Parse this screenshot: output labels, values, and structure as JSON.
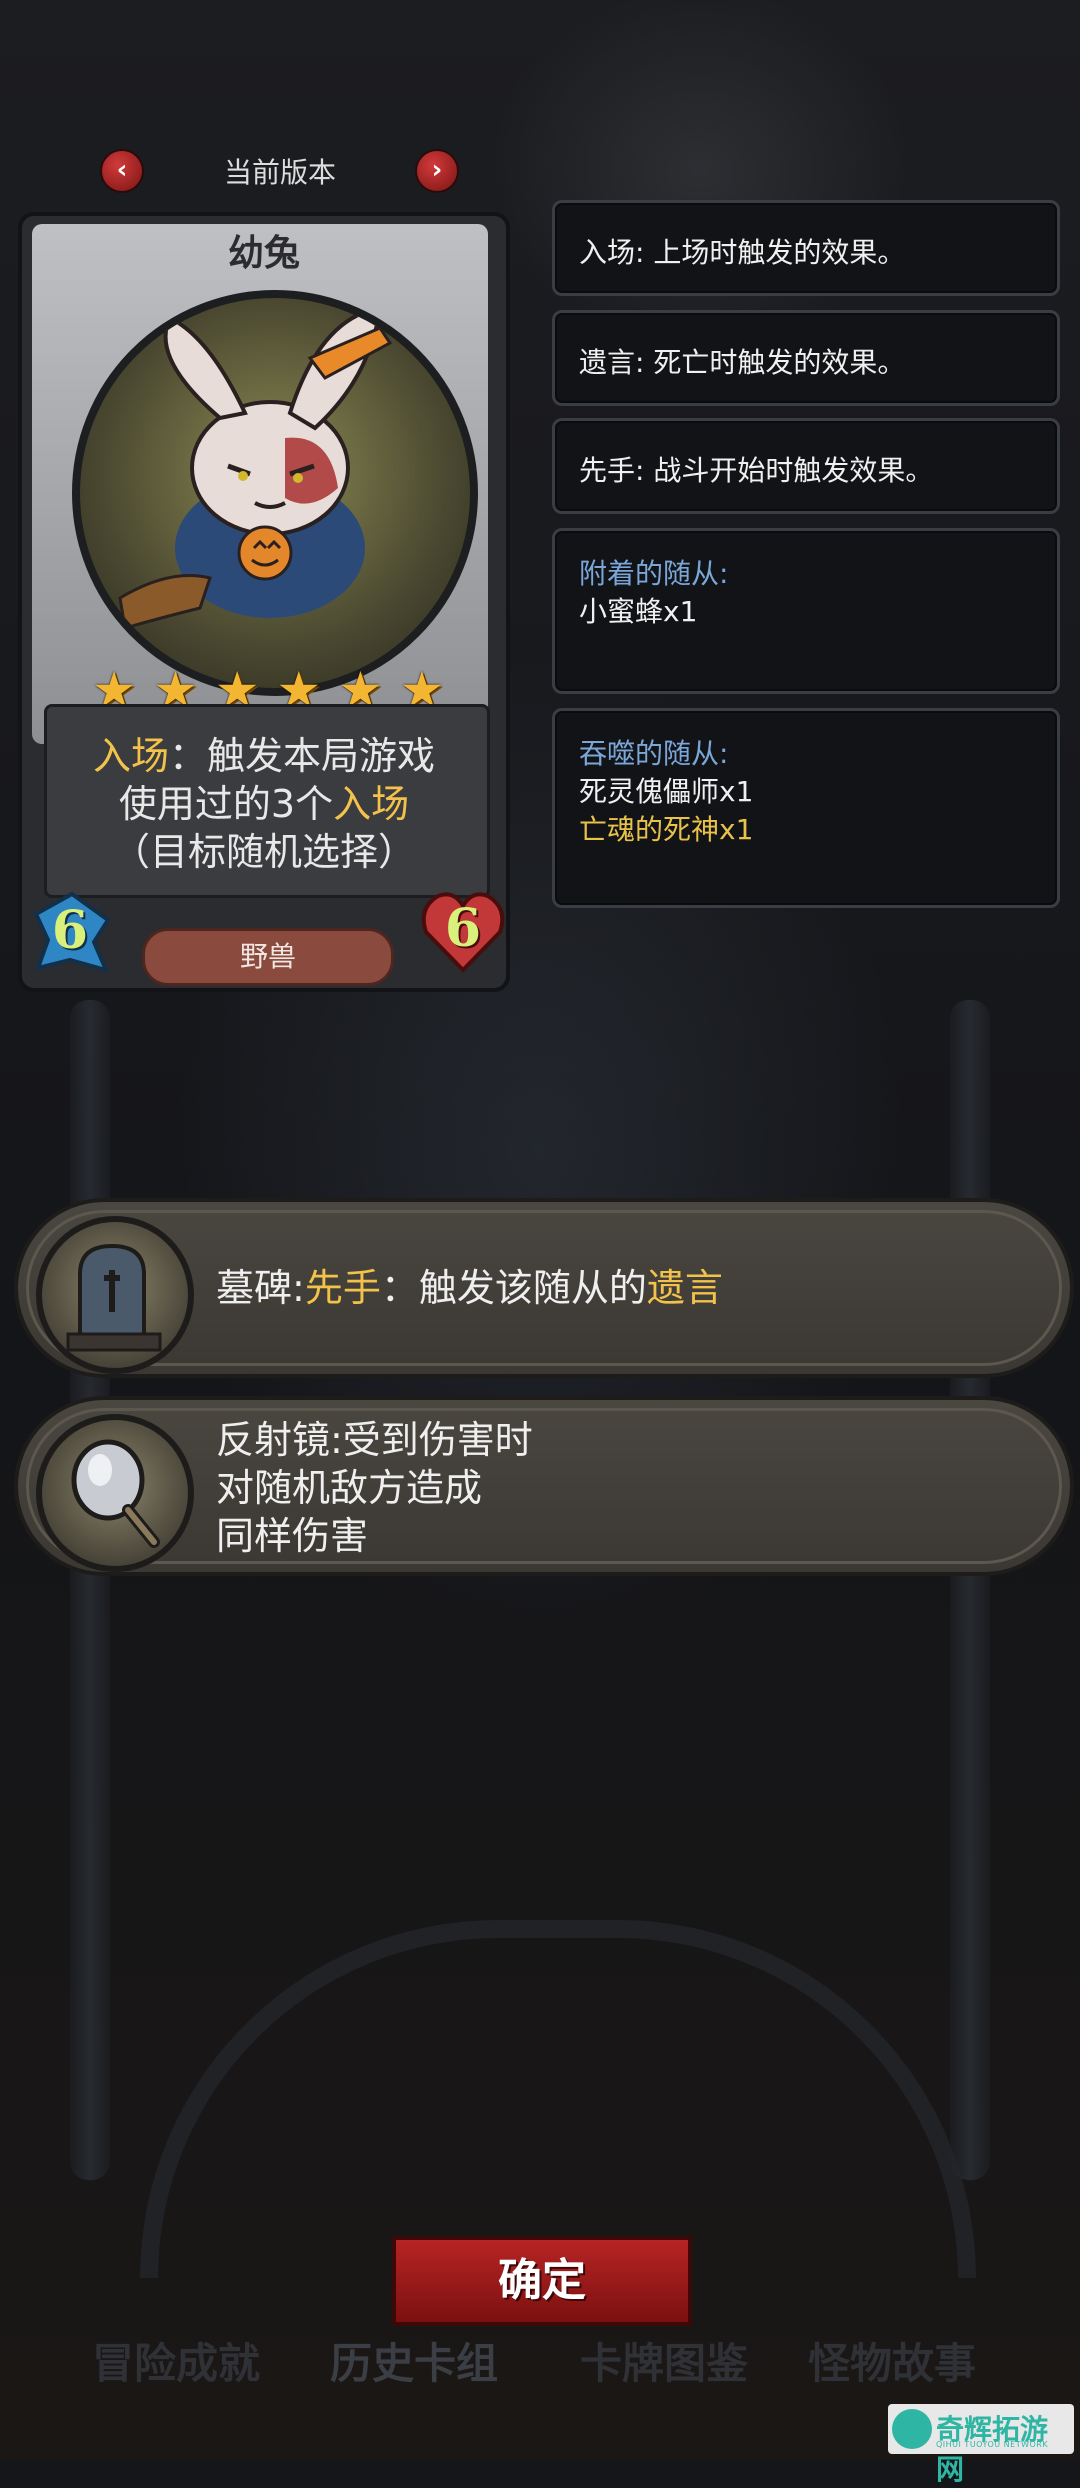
{
  "version": {
    "label": "当前版本",
    "prev": "‹",
    "next": "›"
  },
  "card": {
    "name": "幼兔",
    "stars": 6,
    "desc": {
      "kw1": "入场",
      "t1": "：触发本局游戏",
      "t2": "使用过的3个",
      "kw2": "入场",
      "t3": "（目标随机选择）"
    },
    "cost": "6",
    "hp": "6",
    "tribe": "野兽",
    "colors": {
      "keyword": "#f3c24a",
      "cost": "#3a9ee0",
      "hp": "#c73a3a"
    }
  },
  "info": {
    "entry": "入场: 上场时触发的效果。",
    "deathrattle": "遗言: 死亡时触发的效果。",
    "first": "先手: 战斗开始时触发效果。",
    "attached": {
      "heading": "附着的随从:",
      "items": [
        "小蜜蜂x1"
      ]
    },
    "devoured": {
      "heading": "吞噬的随从:",
      "items": [
        "死灵傀儡师x1",
        "亡魂的死神x1"
      ]
    }
  },
  "equipment": [
    {
      "icon": "tombstone-icon",
      "name": "墓碑:",
      "kw1": "先手",
      "mid": "：触发该随从的",
      "kw2": "遗言"
    },
    {
      "icon": "mirror-icon",
      "line1": "反射镜:受到伤害时",
      "line2": "对随机敌方造成",
      "line3": "同样伤害"
    }
  ],
  "confirm": "确定",
  "tabs": [
    "冒险成就",
    "历史卡组",
    "卡牌图鉴",
    "怪物故事"
  ],
  "watermark": {
    "title": "奇辉拓游网",
    "sub": "QIHUI TUOYOU NETWORK"
  }
}
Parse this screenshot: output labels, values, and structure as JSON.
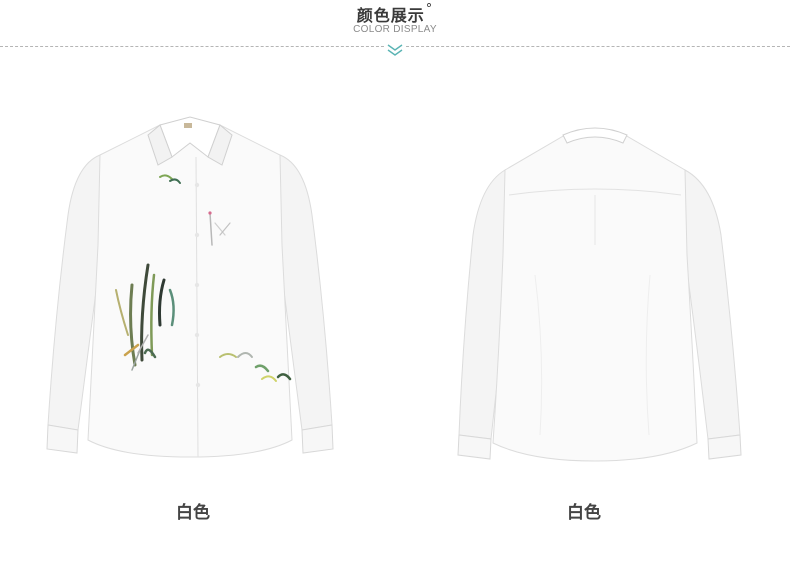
{
  "header": {
    "title": "颜色展示",
    "title_mark": "°",
    "subtitle": "COLOR DISPLAY",
    "accent_color": "#5ab4b4"
  },
  "products": [
    {
      "view": "front",
      "color_label": "白色",
      "icon": "shirt-front-icon"
    },
    {
      "view": "back",
      "color_label": "白色",
      "icon": "shirt-back-icon"
    }
  ]
}
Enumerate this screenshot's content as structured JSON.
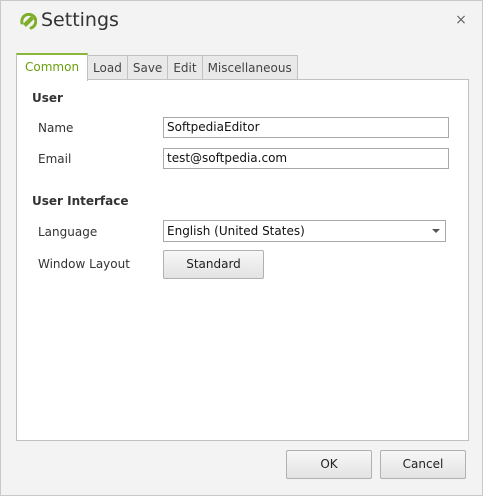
{
  "window": {
    "title": "Settings",
    "close_glyph": "×"
  },
  "tabs": [
    {
      "label": "Common",
      "active": true
    },
    {
      "label": "Load",
      "active": false
    },
    {
      "label": "Save",
      "active": false
    },
    {
      "label": "Edit",
      "active": false
    },
    {
      "label": "Miscellaneous",
      "active": false
    }
  ],
  "user": {
    "section_title": "User",
    "name_label": "Name",
    "name_value": "SoftpediaEditor",
    "email_label": "Email",
    "email_value": "test@softpedia.com"
  },
  "ui": {
    "section_title": "User Interface",
    "language_label": "Language",
    "language_value": "English (United States)",
    "layout_label": "Window Layout",
    "layout_button": "Standard"
  },
  "footer": {
    "ok_label": "OK",
    "cancel_label": "Cancel"
  },
  "colors": {
    "accent": "#6a9e10"
  },
  "icons": {
    "app": "edit-check-icon",
    "close": "close-icon",
    "dropdown": "chevron-down-icon"
  }
}
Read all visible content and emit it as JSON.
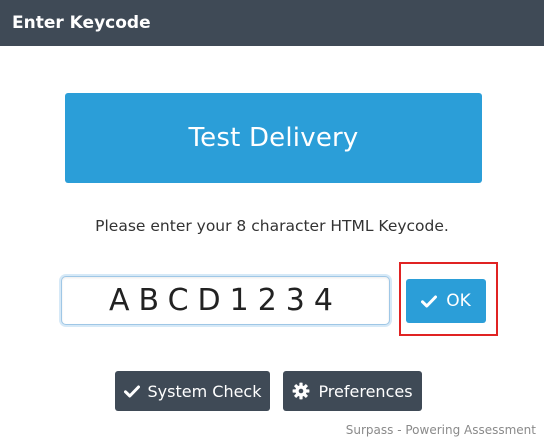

+---+

**EXERCISE OBJECTIVE**
Restate the data above word for word. Skip every picture.

**FINAL RESULT**
Parse this screenshot: output labels, values, and structure as JSON.
{
  "version": {
    "label": "当前版本",
    "prev": "‹",
    "next": "›"
  },
  "card": {
    "name": "幼兔",
    "stars": 6,
    "desc": {
      "kw1": "入场",
      "t1": "：触发本局游戏",
      "t2": "使用过的3个",
      "kw2": "入场",
      "t3": "（目标随机选择）"
    },
    "cost": "6",
    "hp": "6",
    "tribe": "野兽",
    "colors": {
      "keyword": "#f3c24a",
      "cost": "#3a9ee0",
      "hp": "#c73a3a"
    }
  },
  "info": {
    "entry": "入场: 上场时触发的效果。",
    "deathrattle": "遗言: 死亡时触发的效果。",
    "first": "先手: 战斗开始时触发效果。",
    "attached": {
      "heading": "附着的随从:",
      "items": [
        "小蜜蜂x1"
      ]
    },
    "devoured": {
      "heading": "吞噬的随从:",
      "items": [
        "死灵傀儡师x1",
        "亡魂的死神x1"
      ]
    }
  },
  "equipment": [
    {
      "icon": "tombstone-icon",
      "name": "墓碑:",
      "kw1": "先手",
      "mid": "：触发该随从的",
      "kw2": "遗言"
    },
    {
      "icon": "mirror-icon",
      "line1": "反射镜:受到伤害时",
      "line2": "对随机敌方造成",
      "line3": "同样伤害"
    }
  ],
  "confirm": "确定",
  "tabs": [
    "冒险成就",
    "历史卡组",
    "卡牌图鉴",
    "怪物故事"
  ],
  "watermark": {
    "title": "奇辉拓游网",
    "sub": "QIHUI TUOYOU NETWORK"
  }
}
Parse this screenshot: output labels, values, and structure as JSON.
{
  "header": {
    "title": "颜色展示",
    "title_mark": "°",
    "subtitle": "COLOR DISPLAY",
    "accent_color": "#5ab4b4"
  },
  "products": [
    {
      "view": "front",
      "color_label": "白色",
      "icon": "shirt-front-icon"
    },
    {
      "view": "back",
      "color_label": "白色",
      "icon": "shirt-back-icon"
    }
  ]
}
Enumerate this screenshot's content as structured JSON.
{
  "window": {
    "title": "Settings",
    "close_glyph": "×"
  },
  "tabs": [
    {
      "label": "Common",
      "active": true
    },
    {
      "label": "Load",
      "active": false
    },
    {
      "label": "Save",
      "active": false
    },
    {
      "label": "Edit",
      "active": false
    },
    {
      "label": "Miscellaneous",
      "active": false
    }
  ],
  "user": {
    "section_title": "User",
    "name_label": "Name",
    "name_value": "SoftpediaEditor",
    "email_label": "Email",
    "email_value": "test@softpedia.com"
  },
  "ui": {
    "section_title": "User Interface",
    "language_label": "Language",
    "language_value": "English (United States)",
    "layout_label": "Window Layout",
    "layout_button": "Standard"
  },
  "footer": {
    "ok_label": "OK",
    "cancel_label": "Cancel"
  },
  "colors": {
    "accent": "#6a9e10"
  },
  "icons": {
    "app": "edit-check-icon",
    "close": "close-icon",
    "dropdown": "chevron-down-icon"
  }
}
Read all visible content and emit it as JSON.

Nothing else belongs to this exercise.